Written problem
Only the lines from the line containing "What's the underlying" to the end of the entries should be repeated, exactly as they appear.

Material for the task
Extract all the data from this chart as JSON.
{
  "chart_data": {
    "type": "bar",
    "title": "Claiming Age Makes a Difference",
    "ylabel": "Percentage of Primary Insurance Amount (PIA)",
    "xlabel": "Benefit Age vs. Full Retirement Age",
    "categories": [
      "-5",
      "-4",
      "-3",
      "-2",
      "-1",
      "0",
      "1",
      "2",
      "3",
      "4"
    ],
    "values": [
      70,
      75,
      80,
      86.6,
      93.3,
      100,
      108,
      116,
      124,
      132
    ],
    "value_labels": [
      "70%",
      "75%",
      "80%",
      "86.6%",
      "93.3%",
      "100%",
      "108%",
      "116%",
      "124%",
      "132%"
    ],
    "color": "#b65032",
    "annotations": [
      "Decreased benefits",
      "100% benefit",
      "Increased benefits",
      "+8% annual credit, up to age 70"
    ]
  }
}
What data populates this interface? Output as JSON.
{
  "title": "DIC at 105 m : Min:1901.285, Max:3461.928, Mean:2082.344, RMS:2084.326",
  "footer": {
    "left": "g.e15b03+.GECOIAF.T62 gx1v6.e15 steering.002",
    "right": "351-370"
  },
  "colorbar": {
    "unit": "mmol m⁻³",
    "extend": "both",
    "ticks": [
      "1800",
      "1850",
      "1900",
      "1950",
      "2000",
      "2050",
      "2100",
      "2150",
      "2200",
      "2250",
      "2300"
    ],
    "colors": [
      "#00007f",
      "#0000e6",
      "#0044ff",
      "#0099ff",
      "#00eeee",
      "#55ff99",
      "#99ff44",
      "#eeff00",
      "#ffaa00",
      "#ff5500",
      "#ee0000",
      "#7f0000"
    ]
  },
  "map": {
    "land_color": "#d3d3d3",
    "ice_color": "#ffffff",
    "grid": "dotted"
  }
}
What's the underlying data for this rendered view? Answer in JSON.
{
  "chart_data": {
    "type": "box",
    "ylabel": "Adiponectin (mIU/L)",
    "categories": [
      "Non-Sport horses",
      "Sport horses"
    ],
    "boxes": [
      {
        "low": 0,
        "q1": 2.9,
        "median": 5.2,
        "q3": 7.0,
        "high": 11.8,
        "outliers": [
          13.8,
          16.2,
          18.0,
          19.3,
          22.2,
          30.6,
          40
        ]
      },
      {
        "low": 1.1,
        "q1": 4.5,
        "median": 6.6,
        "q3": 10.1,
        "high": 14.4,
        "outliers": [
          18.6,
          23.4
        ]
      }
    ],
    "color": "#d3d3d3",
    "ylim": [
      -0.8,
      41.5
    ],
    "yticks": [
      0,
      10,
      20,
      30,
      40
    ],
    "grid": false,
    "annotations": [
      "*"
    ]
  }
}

Complete answer
What's the underlying data for this rendered view? Answer in JSON.
{
  "chart_data": {
    "type": "box",
    "ylabel": "Adiponectin (mIU/L)",
    "categories": [
      "Non-Sport horses",
      "Sport horses"
    ],
    "boxes": [
      {
        "low": 0,
        "q1": 2.9,
        "median": 5.2,
        "q3": 7.0,
        "high": 11.8,
        "outliers": [
          13.8,
          16.2,
          18.0,
          19.3,
          22.2,
          30.6,
          40
        ]
      },
      {
        "low": 1.1,
        "q1": 4.5,
        "median": 6.6,
        "q3": 10.1,
        "high": 14.4,
        "outliers": [
          18.6,
          23.4
        ]
      }
    ],
    "color": "#d3d3d3",
    "ylim": [
      -0.8,
      41.5
    ],
    "yticks": [
      0,
      10,
      20,
      30,
      40
    ],
    "grid": false,
    "annotations": [
      "*"
    ]
  }
}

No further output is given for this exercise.